Short task A:
Answer these questions from the interview about the Leonardo Da Vinci series:
(i) Who plays the young Leonardo Da Vinci?
(ii) Where was the series filmed?
(iii) How many parts does the series have?
Short task B:
In the interview about the Leonardo Da Vinci series, which earlier titles are given in parentheses as credits for Tom Riley and Laura Haddock?
Short task C:
Continue the interview about the Leonardo Da Vinci series from the last line shown.

The inside of David S. Goyer’s mind must be something akin to what Den of Geek would look like if it were a brain; a citadel teeming with comic book heroes, video games, Star Wars, horror movies, and Wesley Snipes… Goyer’s latest vision is an historical one for the small screen that takes the superhero antics back to fifteenth century Florence and channels them through the young Leonardo Da Vinci, a polymath in skinny jeans played by Tom Riley.
Riley (Monroe, Lost in Austen) is our kind of leading man; one who effuses over both the Justice League and Goya, declaims against Ewoks, and uses adjectives like Lostian. His co-star Laura Haddock (Upstairs Downstairs, The Inbetweeners Movie) too, is a treat to speak to, with a laugh that can probably be heard all the way from this posh Soho hotel to South Wales, where the eight-part Starz series was filmed.
Den of Geek met Riley and Haddock to chat about the anarchic new series, our arrival in the room coinciding with a tray of coffee and biscuits that must have been a desert oasis at the tail end of a full day’s “I play a very complex character/This show has such a unique vision” junket-ing. Biscuits selected, coffees in hand, we sat down to hear about Leonardo Da Vinci and his demons…
So Tom, your character, let me get this right, is a genius, heretic, artist, war-engineer, vegetarian, bisexual, sword-fighting, ambidextrous bastard?

Element-and-box listings:
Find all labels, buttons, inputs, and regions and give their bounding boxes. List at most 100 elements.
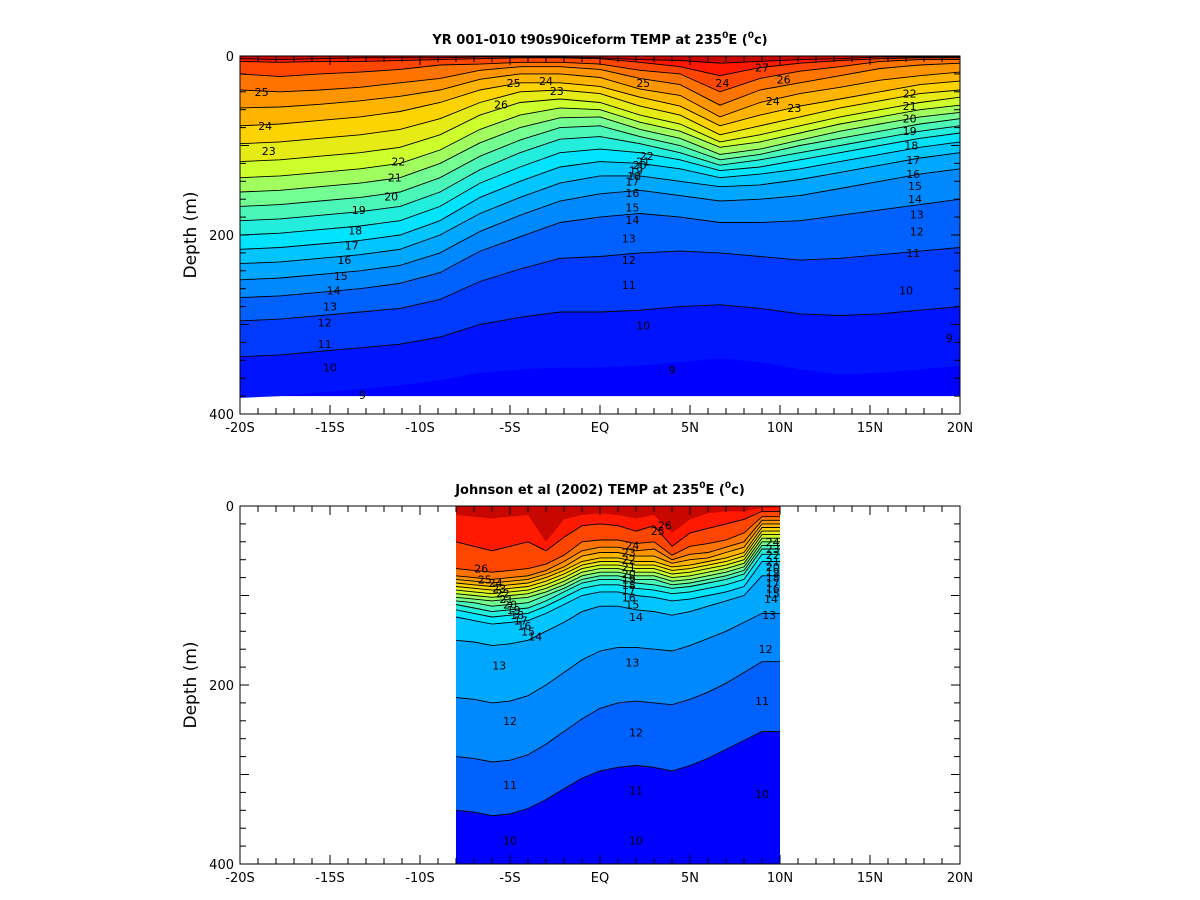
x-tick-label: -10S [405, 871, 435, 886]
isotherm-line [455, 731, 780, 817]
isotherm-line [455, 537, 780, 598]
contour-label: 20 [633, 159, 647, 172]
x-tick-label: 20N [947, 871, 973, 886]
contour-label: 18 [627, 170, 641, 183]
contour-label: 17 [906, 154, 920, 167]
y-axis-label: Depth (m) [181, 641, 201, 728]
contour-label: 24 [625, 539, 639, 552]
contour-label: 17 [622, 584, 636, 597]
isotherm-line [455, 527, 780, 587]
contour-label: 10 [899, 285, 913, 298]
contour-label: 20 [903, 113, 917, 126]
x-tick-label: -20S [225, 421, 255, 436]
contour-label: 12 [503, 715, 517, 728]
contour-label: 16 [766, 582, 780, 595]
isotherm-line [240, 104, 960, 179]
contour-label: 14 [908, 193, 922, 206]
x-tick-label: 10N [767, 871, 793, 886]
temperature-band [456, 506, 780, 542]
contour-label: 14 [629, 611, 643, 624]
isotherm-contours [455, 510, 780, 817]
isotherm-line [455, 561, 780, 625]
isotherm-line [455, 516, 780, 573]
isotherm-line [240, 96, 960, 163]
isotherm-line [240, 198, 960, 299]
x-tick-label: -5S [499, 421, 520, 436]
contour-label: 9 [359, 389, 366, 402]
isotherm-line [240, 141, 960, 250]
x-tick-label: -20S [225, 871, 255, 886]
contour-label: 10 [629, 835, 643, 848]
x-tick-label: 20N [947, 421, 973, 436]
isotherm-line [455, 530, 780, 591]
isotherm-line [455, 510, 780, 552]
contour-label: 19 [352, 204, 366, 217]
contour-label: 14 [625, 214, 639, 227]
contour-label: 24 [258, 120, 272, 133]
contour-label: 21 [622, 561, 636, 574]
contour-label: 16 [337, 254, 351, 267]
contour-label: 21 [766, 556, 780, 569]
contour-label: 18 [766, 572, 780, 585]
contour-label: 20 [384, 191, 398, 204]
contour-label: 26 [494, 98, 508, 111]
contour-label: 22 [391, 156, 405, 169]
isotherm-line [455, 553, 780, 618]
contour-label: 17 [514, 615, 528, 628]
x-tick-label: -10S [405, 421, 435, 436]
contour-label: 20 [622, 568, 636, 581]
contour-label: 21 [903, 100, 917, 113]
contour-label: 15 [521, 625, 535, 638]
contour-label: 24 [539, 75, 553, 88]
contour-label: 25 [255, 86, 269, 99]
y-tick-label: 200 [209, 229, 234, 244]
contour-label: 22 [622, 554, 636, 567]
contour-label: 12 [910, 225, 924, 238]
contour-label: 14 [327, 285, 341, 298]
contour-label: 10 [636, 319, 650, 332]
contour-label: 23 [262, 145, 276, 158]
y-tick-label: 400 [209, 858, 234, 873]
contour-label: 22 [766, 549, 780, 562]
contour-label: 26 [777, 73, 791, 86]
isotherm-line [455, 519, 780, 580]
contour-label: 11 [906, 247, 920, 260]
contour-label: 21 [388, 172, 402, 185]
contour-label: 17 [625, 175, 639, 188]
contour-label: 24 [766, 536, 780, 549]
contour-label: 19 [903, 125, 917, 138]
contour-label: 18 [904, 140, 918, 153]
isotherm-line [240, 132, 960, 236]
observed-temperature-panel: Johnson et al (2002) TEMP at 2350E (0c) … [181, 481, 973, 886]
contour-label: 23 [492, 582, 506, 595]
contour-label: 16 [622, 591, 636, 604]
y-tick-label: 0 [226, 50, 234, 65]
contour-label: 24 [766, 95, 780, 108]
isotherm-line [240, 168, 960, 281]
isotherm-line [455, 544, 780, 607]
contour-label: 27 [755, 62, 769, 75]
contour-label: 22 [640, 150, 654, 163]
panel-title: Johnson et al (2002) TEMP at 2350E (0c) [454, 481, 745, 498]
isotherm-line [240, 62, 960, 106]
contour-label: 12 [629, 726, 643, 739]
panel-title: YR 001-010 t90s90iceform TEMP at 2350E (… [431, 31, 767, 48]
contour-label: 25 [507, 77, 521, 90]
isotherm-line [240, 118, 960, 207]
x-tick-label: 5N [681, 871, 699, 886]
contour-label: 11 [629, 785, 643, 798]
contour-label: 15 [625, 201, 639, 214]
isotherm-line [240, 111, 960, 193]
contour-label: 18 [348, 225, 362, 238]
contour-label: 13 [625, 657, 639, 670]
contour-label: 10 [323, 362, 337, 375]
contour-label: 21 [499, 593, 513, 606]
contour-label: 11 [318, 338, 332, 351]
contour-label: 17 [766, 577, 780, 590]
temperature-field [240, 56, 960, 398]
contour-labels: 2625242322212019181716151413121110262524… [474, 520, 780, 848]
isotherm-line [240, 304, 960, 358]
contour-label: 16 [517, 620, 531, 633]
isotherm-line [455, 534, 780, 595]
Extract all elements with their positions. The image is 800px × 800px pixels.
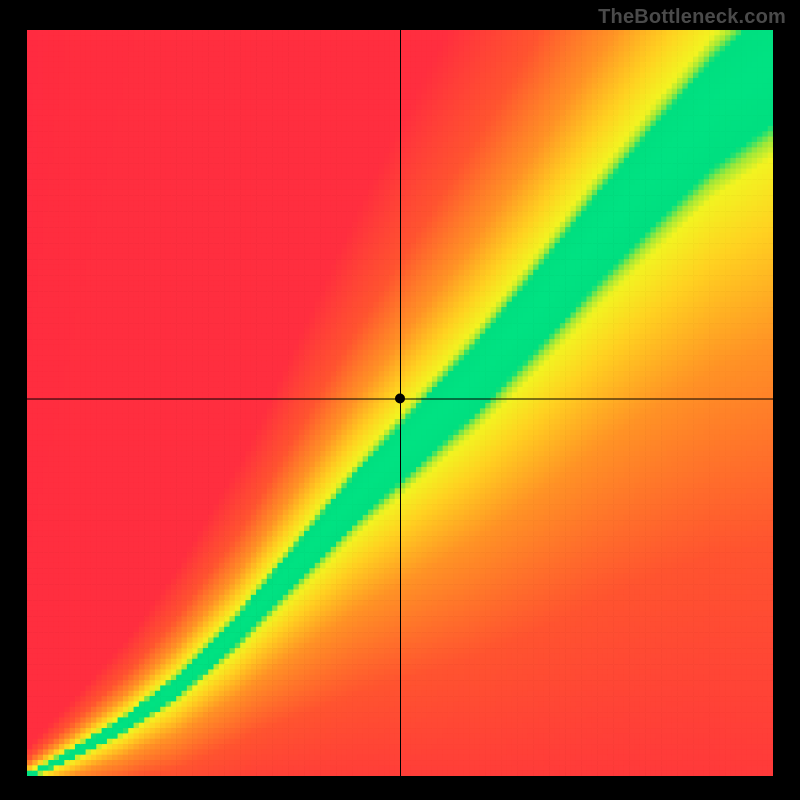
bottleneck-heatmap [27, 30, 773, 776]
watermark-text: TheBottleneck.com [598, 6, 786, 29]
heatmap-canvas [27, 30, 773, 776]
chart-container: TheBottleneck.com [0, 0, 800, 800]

Task output A:
(i) Tom Riley
(ii) South Wales
(iii) Eight

Task output B:
Monroe, Lost in Austen, Upstairs Downstairs, The Inbetweeners Movie

Task output C:
Tom Riley: Yeah.
[Laura Haddock lets out an extremely loud burst of laughter, as she will continue to do intermittently throughout the next ten minutes. She is, in a word, brilliant.]
Have I left anything out?
TR: No, I think you’ve covered all the answers I’ve given all day! It’s playing the most mercurial, volatile, split-personality character I can imagine, it’s fantastic. All those things are fascinating to play as well as being elements that we know were true, or certainly were speculated as being true.
He’s the composite superhero isn’t he? Described as a bit of Indiana Jones, a bit of Sherlock Holmes, a bit of Tony Stark and so on. If you aren’t already, you are going to get so sick of hearing people reel off that list of names soon…
TR: I think I started it actually!
[Another massive laugh from Laura]
LH: Also, it did stop didn’t it? And then you continued it…
TR: ‘You’ve forgotten the Tony Stark bit!’. David certainly pitched it as such because he thought very validly that for that time Leonardo must have seemed almost superhuman with his knowledge and how ahead he is of everyone else.
The Renaissance Man…
TR: Yes. And to achieve this stuff without seemingly doing any of the steps to get there. He just [in his enthusiasm for the fifteenth century, Riley has neglected to correctly husband the angle of his over-filled coffee cup, which veers dangerously towards the expensively upholstered sofa until Haddock saves the day] There’s also stuff about him that wasn’t necessarily known, like Vasari in The Lives of the Artists, who knew him and wrote about him, said that he could bend iron bars with his bare hands, and that he was aesthetically pleasing…
So obviously they came to you
TR: [laughs] No, that was the one bit they skipped over.
LH: They did ask him to bend a bar in the auditions though.
TR: Which I could do.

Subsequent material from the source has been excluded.